• [WRITTEN TASK] Find every line of the listing below where "type" appears, and copy it.

(Items from a dataset)

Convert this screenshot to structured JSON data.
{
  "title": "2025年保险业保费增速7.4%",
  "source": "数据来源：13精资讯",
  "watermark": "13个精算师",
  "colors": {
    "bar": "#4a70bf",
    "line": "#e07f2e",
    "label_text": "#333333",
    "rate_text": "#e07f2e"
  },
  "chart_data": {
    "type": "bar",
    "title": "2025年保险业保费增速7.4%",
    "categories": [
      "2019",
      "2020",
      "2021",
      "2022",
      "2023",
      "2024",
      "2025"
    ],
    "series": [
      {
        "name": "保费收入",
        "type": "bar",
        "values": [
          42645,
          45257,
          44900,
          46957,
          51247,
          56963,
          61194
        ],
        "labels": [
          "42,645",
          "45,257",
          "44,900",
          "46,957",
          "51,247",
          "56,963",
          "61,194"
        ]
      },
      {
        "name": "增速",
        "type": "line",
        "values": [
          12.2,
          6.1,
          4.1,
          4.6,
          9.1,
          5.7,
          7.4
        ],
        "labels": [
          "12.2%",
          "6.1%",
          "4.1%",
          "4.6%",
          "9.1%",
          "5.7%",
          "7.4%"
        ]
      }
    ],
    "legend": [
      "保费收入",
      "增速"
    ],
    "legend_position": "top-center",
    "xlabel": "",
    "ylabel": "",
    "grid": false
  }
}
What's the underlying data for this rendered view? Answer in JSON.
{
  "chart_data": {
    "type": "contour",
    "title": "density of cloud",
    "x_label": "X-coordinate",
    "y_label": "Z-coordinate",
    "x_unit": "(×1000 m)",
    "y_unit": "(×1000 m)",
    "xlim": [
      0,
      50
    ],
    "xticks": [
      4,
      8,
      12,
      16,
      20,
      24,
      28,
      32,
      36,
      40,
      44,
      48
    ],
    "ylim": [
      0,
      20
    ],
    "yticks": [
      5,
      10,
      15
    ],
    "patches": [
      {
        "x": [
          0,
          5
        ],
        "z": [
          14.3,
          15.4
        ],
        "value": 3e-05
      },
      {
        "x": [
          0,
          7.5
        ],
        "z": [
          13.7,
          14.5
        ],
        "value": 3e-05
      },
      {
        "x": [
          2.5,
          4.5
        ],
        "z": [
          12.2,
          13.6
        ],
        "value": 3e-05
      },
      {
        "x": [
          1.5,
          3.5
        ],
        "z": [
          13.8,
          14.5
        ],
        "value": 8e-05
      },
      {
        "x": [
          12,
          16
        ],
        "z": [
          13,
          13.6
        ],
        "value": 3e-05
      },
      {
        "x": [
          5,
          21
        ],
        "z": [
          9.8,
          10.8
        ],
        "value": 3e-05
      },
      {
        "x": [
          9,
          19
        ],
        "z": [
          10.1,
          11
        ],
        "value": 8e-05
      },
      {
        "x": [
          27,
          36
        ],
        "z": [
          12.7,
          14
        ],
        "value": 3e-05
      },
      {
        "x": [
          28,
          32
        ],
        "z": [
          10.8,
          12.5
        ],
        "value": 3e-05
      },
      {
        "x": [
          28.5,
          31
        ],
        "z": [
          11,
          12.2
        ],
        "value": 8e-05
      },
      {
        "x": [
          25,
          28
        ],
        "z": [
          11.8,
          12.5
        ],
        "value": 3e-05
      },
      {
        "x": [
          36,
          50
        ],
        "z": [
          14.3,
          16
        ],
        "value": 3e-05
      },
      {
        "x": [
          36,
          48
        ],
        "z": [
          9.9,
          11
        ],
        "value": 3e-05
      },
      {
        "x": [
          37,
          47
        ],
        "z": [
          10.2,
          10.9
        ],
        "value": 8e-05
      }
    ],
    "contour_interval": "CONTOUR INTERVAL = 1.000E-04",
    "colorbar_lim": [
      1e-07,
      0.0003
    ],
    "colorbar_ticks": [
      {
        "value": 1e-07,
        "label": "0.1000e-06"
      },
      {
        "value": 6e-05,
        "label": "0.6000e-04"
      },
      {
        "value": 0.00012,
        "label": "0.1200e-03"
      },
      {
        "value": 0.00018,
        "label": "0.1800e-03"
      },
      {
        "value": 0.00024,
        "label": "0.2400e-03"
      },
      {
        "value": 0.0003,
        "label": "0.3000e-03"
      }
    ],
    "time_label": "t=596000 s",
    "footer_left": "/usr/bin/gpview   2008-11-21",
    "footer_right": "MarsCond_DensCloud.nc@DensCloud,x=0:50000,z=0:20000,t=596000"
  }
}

• [ANSWER TO THE TASK]
    "type": "bar",
        "type": "bar",
        "type": "line",
    "type": "contour",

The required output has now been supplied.